> _Task statement_: For this exercise, repeat all of the material verbatim apart from its images.

-------------------------

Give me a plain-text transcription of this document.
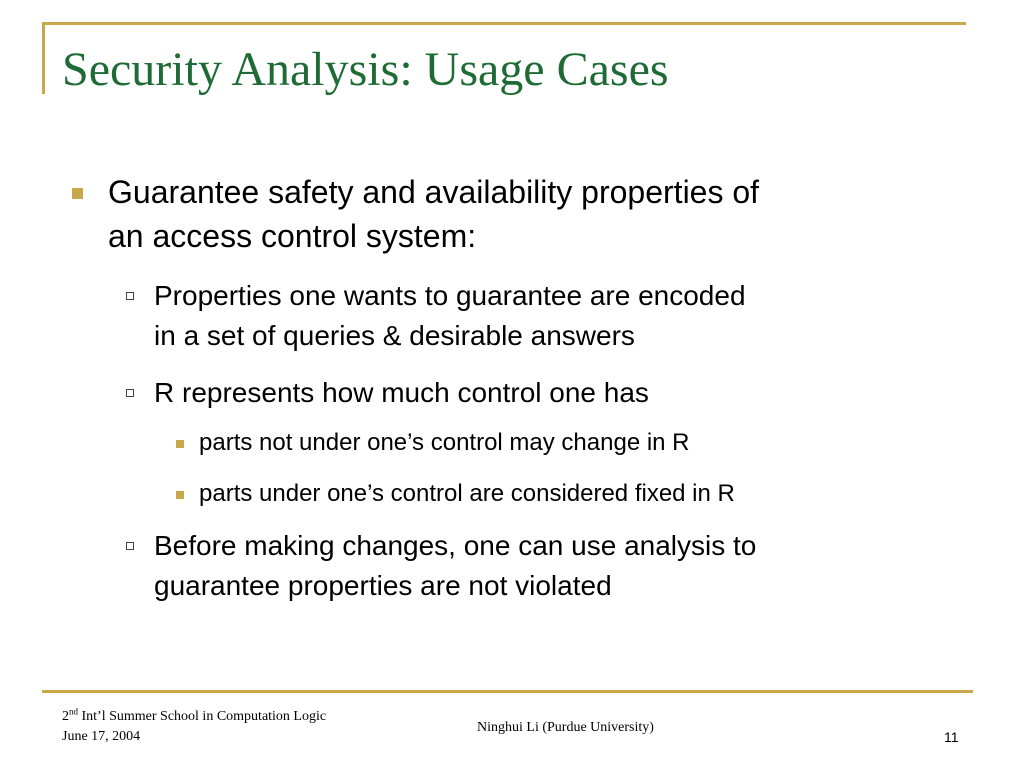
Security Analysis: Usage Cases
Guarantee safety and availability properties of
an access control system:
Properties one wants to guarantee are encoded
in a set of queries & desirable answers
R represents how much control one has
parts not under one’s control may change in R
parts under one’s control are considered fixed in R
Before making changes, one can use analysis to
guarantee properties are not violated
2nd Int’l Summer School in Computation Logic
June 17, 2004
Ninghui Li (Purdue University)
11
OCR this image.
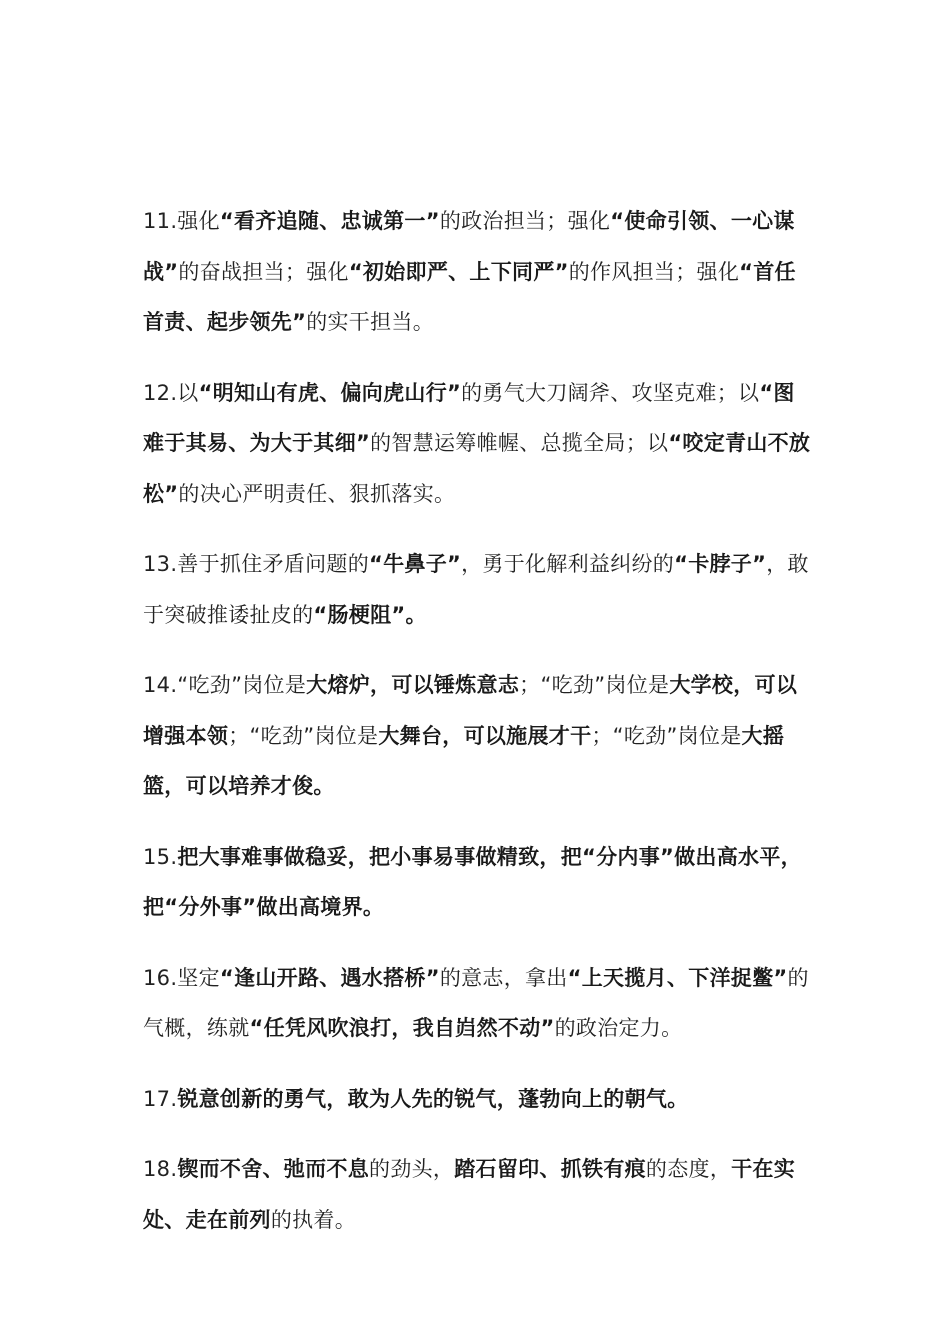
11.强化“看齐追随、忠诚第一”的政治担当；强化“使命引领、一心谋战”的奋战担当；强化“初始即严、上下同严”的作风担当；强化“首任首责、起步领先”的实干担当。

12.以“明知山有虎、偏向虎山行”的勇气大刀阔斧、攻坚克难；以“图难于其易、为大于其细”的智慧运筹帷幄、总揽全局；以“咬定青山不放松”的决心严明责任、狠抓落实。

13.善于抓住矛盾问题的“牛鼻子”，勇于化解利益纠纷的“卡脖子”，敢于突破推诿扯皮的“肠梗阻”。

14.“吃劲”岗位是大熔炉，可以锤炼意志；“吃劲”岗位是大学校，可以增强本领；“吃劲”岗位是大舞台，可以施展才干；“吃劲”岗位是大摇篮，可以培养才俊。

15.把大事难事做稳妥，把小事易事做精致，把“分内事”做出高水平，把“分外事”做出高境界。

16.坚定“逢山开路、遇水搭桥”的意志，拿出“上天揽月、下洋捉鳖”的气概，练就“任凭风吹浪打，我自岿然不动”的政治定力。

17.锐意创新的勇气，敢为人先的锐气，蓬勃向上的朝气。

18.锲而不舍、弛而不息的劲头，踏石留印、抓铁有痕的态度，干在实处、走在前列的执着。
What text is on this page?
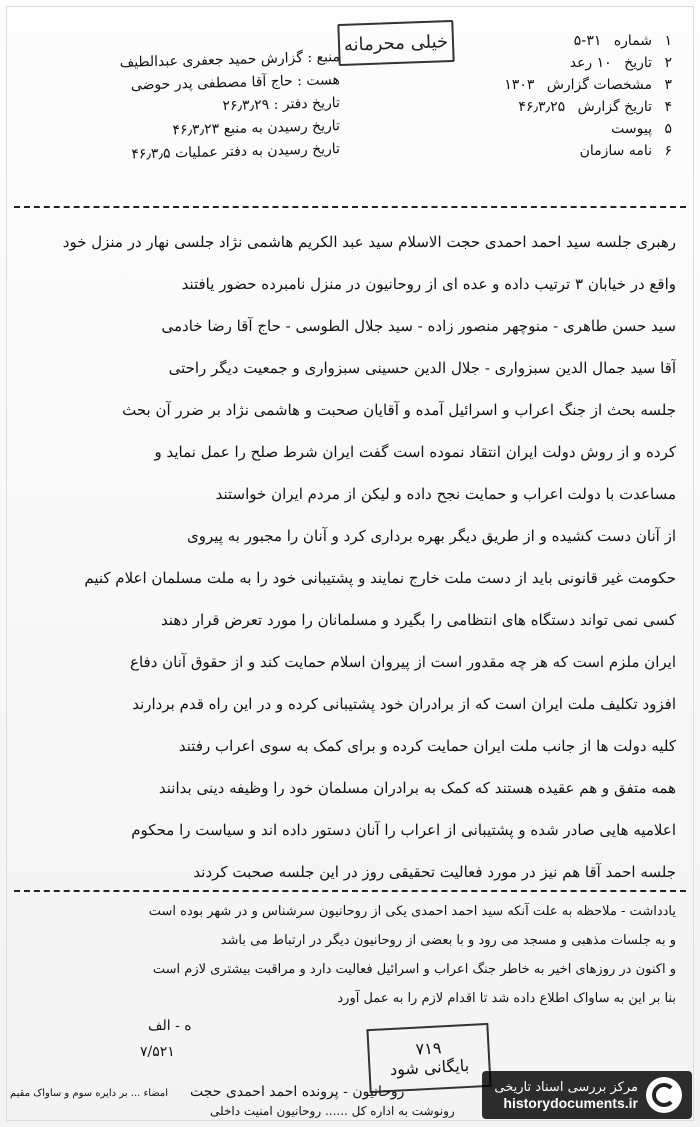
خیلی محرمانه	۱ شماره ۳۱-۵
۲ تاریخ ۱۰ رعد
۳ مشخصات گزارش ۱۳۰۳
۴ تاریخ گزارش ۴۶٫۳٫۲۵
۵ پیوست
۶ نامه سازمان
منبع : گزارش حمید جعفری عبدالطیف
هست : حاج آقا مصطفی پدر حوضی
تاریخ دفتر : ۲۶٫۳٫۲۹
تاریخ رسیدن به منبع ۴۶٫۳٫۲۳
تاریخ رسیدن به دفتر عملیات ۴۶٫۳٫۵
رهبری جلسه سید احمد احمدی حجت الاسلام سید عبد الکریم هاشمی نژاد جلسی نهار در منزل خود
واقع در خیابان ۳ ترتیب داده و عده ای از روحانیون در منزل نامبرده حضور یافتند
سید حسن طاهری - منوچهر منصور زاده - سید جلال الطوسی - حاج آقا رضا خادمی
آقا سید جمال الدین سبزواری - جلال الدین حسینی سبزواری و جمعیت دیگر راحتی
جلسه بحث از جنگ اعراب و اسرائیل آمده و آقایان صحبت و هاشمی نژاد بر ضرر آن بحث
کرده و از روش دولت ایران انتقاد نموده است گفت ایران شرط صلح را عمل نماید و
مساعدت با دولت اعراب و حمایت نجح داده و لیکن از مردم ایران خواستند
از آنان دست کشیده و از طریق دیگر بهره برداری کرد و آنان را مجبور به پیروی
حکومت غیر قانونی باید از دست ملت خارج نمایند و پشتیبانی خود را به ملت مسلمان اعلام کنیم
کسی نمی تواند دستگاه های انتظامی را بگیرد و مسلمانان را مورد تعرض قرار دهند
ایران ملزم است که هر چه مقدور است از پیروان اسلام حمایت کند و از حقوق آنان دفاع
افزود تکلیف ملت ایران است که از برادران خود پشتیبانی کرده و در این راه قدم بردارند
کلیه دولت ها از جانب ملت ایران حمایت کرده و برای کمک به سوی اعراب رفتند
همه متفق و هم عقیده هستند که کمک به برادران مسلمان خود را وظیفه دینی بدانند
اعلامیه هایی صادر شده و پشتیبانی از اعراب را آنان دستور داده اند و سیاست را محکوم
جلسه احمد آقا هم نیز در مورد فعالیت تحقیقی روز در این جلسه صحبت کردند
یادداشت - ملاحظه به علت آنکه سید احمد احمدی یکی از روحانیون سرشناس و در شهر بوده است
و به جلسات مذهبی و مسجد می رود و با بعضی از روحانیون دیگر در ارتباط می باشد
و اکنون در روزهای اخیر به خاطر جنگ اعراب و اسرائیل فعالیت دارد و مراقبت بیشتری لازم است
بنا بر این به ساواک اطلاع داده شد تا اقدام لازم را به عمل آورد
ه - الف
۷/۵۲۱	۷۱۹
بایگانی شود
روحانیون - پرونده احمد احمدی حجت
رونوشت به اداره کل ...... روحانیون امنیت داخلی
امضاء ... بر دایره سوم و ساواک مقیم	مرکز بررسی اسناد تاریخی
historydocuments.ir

-------------------------

> _In response_:
Give me a plain-text transcription of this document.
Security Analysis: Usage Cases
Guarantee safety and availability properties of
an access control system:
Properties one wants to guarantee are encoded
in a set of queries & desirable answers
R represents how much control one has
parts not under one’s control may change in R
parts under one’s control are considered fixed in R
Before making changes, one can use analysis to
guarantee properties are not violated
2nd Int’l Summer School in Computation Logic
June 17, 2004
Ninghui Li (Purdue University)
11
OCR this image.
11.强化“看齐追随、忠诚第一”的政治担当；强化“使命引领、一心谋战”的奋战担当；强化“初始即严、上下同严”的作风担当；强化“首任首责、起步领先”的实干担当。

12.以“明知山有虎、偏向虎山行”的勇气大刀阔斧、攻坚克难；以“图难于其易、为大于其细”的智慧运筹帷幄、总揽全局；以“咬定青山不放松”的决心严明责任、狠抓落实。

13.善于抓住矛盾问题的“牛鼻子”，勇于化解利益纠纷的“卡脖子”，敢于突破推诿扯皮的“肠梗阻”。

14.“吃劲”岗位是大熔炉，可以锤炼意志；“吃劲”岗位是大学校，可以增强本领；“吃劲”岗位是大舞台，可以施展才干；“吃劲”岗位是大摇篮，可以培养才俊。

15.把大事难事做稳妥，把小事易事做精致，把“分内事”做出高水平，把“分外事”做出高境界。

16.坚定“逢山开路、遇水搭桥”的意志，拿出“上天揽月、下洋捉鳖”的气概，练就“任凭风吹浪打，我自岿然不动”的政治定力。

17.锐意创新的勇气，敢为人先的锐气，蓬勃向上的朝气。

18.锲而不舍、弛而不息的劲头，踏石留印、抓铁有痕的态度，干在实处、走在前列的执着。
What text is on this page?
خیلی محرمانه	۱ شماره ۳۱-۵
۲ تاریخ ۱۰ رعد
۳ مشخصات گزارش ۱۳۰۳
۴ تاریخ گزارش ۴۶٫۳٫۲۵
۵ پیوست
۶ نامه سازمان
منبع : گزارش حمید جعفری عبدالطیف
هست : حاج آقا مصطفی پدر حوضی
تاریخ دفتر : ۲۶٫۳٫۲۹
تاریخ رسیدن به منبع ۴۶٫۳٫۲۳
تاریخ رسیدن به دفتر عملیات ۴۶٫۳٫۵
رهبری جلسه سید احمد احمدی حجت الاسلام سید عبد الکریم هاشمی نژاد جلسی نهار در منزل خود
واقع در خیابان ۳ ترتیب داده و عده ای از روحانیون در منزل نامبرده حضور یافتند
سید حسن طاهری - منوچهر منصور زاده - سید جلال الطوسی - حاج آقا رضا خادمی
آقا سید جمال الدین سبزواری - جلال الدین حسینی سبزواری و جمعیت دیگر راحتی
جلسه بحث از جنگ اعراب و اسرائیل آمده و آقایان صحبت و هاشمی نژاد بر ضرر آن بحث
کرده و از روش دولت ایران انتقاد نموده است گفت ایران شرط صلح را عمل نماید و
مساعدت با دولت اعراب و حمایت نجح داده و لیکن از مردم ایران خواستند
از آنان دست کشیده و از طریق دیگر بهره برداری کرد و آنان را مجبور به پیروی
حکومت غیر قانونی باید از دست ملت خارج نمایند و پشتیبانی خود را به ملت مسلمان اعلام کنیم
کسی نمی تواند دستگاه های انتظامی را بگیرد و مسلمانان را مورد تعرض قرار دهند
ایران ملزم است که هر چه مقدور است از پیروان اسلام حمایت کند و از حقوق آنان دفاع
افزود تکلیف ملت ایران است که از برادران خود پشتیبانی کرده و در این راه قدم بردارند
کلیه دولت ها از جانب ملت ایران حمایت کرده و برای کمک به سوی اعراب رفتند
همه متفق و هم عقیده هستند که کمک به برادران مسلمان خود را وظیفه دینی بدانند
اعلامیه هایی صادر شده و پشتیبانی از اعراب را آنان دستور داده اند و سیاست را محکوم
جلسه احمد آقا هم نیز در مورد فعالیت تحقیقی روز در این جلسه صحبت کردند
یادداشت - ملاحظه به علت آنکه سید احمد احمدی یکی از روحانیون سرشناس و در شهر بوده است
و به جلسات مذهبی و مسجد می رود و با بعضی از روحانیون دیگر در ارتباط می باشد
و اکنون در روزهای اخیر به خاطر جنگ اعراب و اسرائیل فعالیت دارد و مراقبت بیشتری لازم است
بنا بر این به ساواک اطلاع داده شد تا اقدام لازم را به عمل آورد
ه - الف
۷/۵۲۱	۷۱۹
بایگانی شود
روحانیون - پرونده احمد احمدی حجت
رونوشت به اداره کل ...... روحانیون امنیت داخلی
امضاء ... بر دایره سوم و ساواک مقیم	مرکز بررسی اسناد تاریخی
historydocuments.ir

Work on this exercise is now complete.